---------- Exercise input ----------
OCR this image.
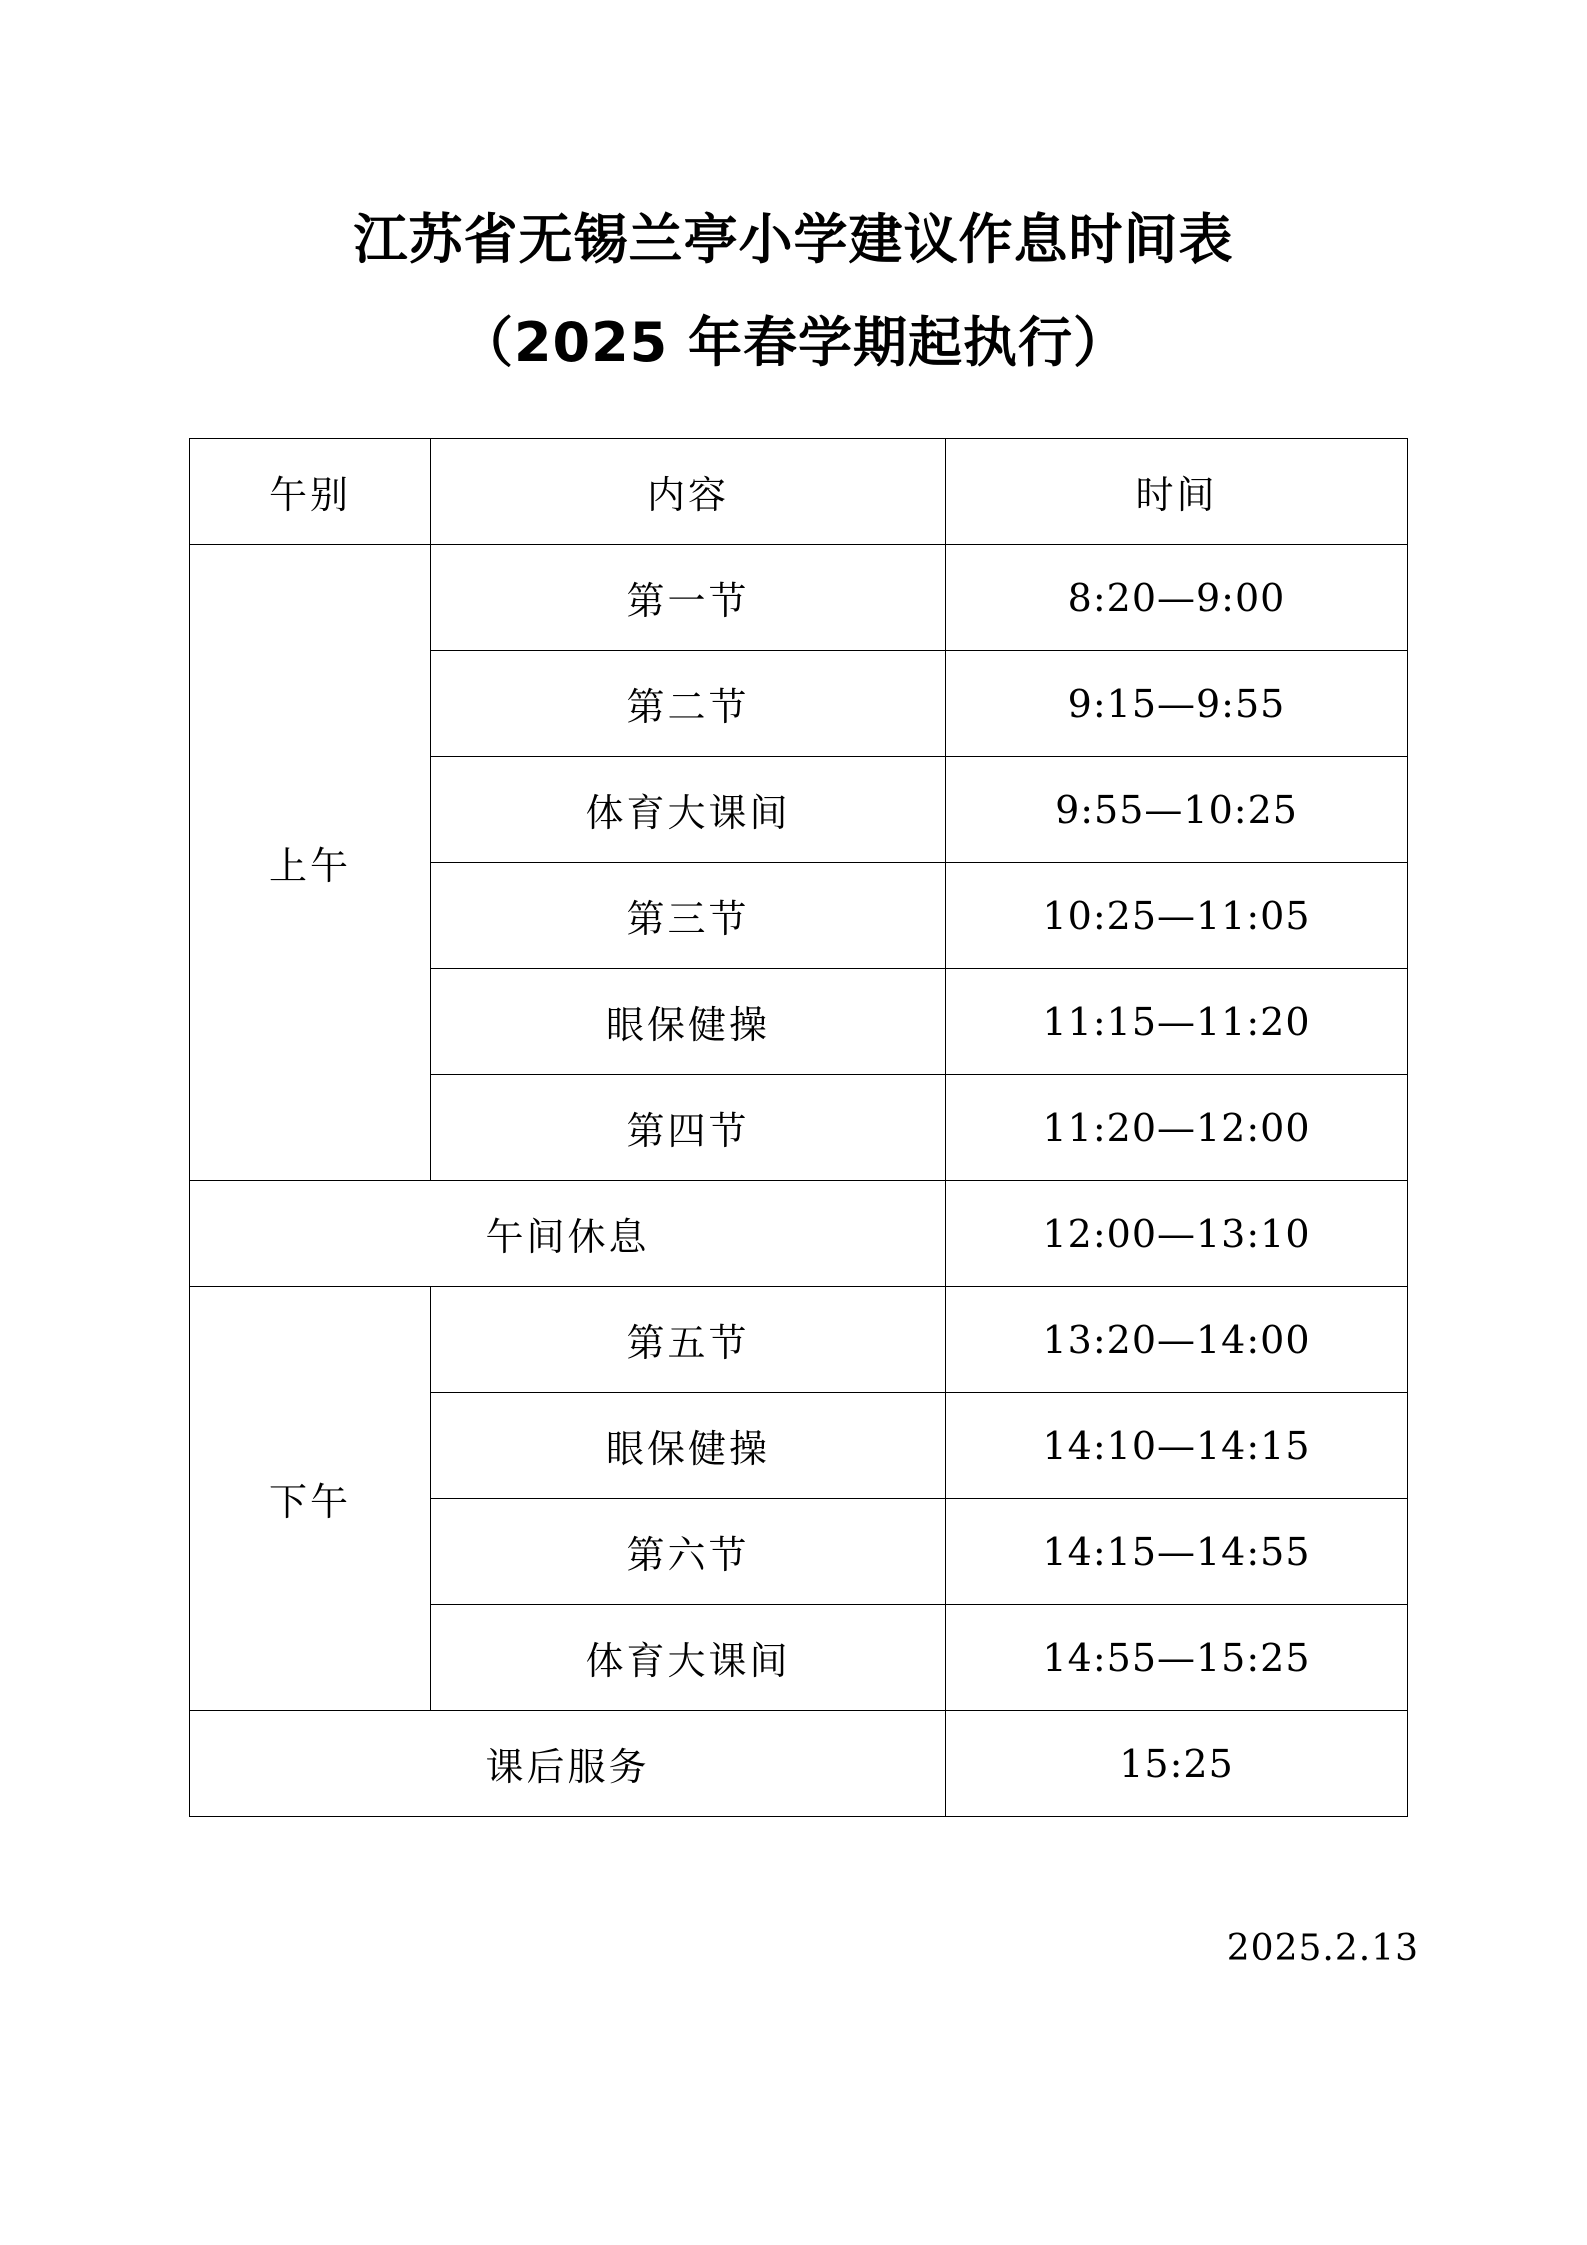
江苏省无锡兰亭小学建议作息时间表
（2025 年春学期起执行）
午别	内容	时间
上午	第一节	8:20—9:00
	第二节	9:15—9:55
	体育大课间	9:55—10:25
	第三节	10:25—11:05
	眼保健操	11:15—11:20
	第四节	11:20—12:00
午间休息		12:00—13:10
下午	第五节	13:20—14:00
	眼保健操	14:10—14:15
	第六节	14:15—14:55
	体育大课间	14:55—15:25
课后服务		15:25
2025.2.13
----------
• _Short problem_:
The material above holds pictures; copy everything else in it exactly.

• _Written response_:
OCR this image.
江苏省无锡兰亭小学建议作息时间表
（2025 年春学期起执行）
午别	内容	时间
上午	第一节	8:20—9:00
	第二节	9:15—9:55
	体育大课间	9:55—10:25
	第三节	10:25—11:05
	眼保健操	11:15—11:20
	第四节	11:20—12:00
午间休息		12:00—13:10
下午	第五节	13:20—14:00
	眼保健操	14:10—14:15
	第六节	14:15—14:55
	体育大课间	14:55—15:25
课后服务		15:25
2025.2.13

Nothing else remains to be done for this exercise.